Copy out each line in the material below that has the word "Entrate".

□ □ □

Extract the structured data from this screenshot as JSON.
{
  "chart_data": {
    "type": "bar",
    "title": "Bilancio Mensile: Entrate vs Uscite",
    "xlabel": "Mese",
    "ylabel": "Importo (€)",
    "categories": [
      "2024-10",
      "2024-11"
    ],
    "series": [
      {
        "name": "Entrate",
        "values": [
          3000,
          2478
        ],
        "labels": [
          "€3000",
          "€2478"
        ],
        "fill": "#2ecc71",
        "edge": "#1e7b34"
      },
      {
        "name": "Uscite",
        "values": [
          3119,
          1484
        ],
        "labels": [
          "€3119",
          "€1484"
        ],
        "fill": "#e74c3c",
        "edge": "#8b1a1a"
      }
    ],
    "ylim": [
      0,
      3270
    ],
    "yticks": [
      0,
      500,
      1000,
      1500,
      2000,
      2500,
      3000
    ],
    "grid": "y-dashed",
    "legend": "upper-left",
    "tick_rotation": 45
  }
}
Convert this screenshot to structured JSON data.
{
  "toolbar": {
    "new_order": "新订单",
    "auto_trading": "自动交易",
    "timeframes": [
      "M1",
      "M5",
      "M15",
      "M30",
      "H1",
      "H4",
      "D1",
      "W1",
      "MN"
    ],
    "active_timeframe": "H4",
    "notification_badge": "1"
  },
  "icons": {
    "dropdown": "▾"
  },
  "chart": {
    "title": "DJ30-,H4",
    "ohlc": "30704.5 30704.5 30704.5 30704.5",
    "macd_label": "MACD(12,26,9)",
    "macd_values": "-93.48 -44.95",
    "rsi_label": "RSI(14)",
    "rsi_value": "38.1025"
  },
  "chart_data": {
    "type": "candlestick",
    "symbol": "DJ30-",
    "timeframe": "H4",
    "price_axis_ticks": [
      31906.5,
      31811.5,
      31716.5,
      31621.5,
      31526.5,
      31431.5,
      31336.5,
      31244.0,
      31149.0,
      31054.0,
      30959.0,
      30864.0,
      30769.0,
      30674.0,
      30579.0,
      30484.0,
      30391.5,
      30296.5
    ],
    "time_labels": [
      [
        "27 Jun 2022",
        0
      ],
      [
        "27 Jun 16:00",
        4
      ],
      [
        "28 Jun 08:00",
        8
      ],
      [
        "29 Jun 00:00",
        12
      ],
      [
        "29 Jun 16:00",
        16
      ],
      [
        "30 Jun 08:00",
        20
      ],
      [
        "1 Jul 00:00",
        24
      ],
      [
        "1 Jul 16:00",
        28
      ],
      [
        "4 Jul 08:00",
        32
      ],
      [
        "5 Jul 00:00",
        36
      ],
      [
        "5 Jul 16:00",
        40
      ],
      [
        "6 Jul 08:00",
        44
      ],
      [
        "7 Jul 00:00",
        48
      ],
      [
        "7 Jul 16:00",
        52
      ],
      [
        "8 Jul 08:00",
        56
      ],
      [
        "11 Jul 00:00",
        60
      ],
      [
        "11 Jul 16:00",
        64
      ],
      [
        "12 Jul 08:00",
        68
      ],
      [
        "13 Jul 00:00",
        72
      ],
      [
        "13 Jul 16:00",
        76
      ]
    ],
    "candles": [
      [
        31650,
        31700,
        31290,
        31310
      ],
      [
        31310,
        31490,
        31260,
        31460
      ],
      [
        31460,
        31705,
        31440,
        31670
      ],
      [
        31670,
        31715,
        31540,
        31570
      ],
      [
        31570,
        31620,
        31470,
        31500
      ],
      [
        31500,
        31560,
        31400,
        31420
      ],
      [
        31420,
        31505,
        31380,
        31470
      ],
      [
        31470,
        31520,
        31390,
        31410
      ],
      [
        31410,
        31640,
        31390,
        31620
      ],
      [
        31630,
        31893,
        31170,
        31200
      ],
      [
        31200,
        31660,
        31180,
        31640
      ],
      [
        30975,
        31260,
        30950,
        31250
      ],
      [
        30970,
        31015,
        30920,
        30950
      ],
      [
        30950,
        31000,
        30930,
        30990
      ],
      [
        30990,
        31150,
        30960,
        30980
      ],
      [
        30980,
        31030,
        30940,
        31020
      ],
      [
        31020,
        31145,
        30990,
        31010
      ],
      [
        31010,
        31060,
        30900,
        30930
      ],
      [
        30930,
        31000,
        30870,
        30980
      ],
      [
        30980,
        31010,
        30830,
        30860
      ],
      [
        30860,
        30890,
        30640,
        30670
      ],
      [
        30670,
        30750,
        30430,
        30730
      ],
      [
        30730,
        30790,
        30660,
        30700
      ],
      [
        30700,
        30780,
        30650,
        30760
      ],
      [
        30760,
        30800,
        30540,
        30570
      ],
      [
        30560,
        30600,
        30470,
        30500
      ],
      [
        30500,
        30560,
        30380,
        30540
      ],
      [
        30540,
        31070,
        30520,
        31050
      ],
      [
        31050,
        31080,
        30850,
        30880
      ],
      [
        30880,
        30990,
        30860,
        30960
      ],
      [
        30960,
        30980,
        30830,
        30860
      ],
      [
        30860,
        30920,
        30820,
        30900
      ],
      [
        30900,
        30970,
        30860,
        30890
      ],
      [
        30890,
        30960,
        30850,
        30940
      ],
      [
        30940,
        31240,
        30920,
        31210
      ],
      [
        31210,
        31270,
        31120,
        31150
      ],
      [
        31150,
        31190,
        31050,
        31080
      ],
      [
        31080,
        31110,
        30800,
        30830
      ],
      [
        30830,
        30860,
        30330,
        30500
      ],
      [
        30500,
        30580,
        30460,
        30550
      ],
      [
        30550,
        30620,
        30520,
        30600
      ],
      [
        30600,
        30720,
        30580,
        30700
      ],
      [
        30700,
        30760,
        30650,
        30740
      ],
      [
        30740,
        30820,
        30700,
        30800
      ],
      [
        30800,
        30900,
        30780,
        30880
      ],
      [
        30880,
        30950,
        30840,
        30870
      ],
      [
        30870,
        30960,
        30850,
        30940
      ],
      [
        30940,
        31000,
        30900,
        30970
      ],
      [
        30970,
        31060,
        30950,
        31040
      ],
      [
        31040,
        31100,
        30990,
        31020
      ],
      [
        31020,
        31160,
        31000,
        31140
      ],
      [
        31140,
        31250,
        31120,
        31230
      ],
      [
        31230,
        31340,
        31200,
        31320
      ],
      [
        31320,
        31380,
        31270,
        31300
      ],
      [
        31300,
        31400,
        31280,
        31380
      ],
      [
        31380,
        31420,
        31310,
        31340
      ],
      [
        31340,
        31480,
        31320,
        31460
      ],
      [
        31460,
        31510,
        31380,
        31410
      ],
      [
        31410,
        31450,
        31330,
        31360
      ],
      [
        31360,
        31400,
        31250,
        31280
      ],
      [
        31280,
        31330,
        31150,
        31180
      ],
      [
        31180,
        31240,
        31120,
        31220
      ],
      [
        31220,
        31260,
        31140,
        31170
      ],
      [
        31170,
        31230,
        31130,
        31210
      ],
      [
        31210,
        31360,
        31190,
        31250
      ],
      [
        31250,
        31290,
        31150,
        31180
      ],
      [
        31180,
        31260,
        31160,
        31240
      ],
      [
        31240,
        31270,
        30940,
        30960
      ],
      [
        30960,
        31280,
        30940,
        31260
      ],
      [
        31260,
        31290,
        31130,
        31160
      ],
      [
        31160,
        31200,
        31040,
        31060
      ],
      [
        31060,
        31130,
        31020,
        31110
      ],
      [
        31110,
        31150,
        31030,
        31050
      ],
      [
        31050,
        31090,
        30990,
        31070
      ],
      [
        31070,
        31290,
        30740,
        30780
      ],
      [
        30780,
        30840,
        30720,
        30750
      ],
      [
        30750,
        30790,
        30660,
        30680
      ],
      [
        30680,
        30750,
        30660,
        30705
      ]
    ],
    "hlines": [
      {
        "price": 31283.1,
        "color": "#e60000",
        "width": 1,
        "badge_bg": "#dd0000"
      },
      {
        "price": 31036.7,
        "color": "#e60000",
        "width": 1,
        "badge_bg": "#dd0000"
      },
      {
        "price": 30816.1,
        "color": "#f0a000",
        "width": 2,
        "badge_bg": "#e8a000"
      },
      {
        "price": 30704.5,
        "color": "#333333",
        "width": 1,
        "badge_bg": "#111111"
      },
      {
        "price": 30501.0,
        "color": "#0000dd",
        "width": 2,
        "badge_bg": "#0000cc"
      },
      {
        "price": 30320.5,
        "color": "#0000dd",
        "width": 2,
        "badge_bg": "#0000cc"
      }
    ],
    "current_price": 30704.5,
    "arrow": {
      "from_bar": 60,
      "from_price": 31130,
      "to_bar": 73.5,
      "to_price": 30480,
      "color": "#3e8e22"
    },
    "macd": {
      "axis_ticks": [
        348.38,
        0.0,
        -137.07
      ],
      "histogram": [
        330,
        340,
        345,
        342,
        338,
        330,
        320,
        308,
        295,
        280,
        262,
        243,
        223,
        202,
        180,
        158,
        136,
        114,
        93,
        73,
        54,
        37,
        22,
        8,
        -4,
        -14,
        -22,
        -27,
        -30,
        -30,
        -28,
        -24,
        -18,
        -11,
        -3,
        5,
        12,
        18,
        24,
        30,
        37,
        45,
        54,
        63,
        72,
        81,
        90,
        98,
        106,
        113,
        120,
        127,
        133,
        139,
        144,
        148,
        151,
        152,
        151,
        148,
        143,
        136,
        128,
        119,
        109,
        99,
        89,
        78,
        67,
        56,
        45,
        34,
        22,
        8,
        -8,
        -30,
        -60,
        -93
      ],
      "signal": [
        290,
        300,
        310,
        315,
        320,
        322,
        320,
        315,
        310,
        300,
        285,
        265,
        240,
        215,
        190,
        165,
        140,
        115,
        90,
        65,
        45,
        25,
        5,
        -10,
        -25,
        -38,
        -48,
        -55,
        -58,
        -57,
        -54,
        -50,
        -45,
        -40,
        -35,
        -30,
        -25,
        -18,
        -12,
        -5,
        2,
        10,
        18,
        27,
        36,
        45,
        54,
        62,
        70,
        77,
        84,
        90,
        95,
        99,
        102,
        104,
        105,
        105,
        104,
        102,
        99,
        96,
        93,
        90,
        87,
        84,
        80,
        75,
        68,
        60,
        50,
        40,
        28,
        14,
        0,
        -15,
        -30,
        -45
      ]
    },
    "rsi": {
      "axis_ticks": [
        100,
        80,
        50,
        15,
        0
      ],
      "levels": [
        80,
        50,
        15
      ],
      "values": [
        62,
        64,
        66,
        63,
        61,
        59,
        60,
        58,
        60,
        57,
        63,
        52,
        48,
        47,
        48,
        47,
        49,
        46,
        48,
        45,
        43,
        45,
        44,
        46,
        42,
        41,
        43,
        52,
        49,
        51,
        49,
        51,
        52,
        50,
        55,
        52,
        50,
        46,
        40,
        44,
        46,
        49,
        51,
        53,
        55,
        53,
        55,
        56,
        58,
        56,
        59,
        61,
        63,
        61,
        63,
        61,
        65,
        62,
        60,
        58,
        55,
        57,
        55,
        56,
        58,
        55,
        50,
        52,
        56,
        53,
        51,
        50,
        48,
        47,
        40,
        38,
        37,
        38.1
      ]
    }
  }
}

□ □ □

> Solved exercise
    "title": "Bilancio Mensile: Entrate vs Uscite",
        "name": "Entrate",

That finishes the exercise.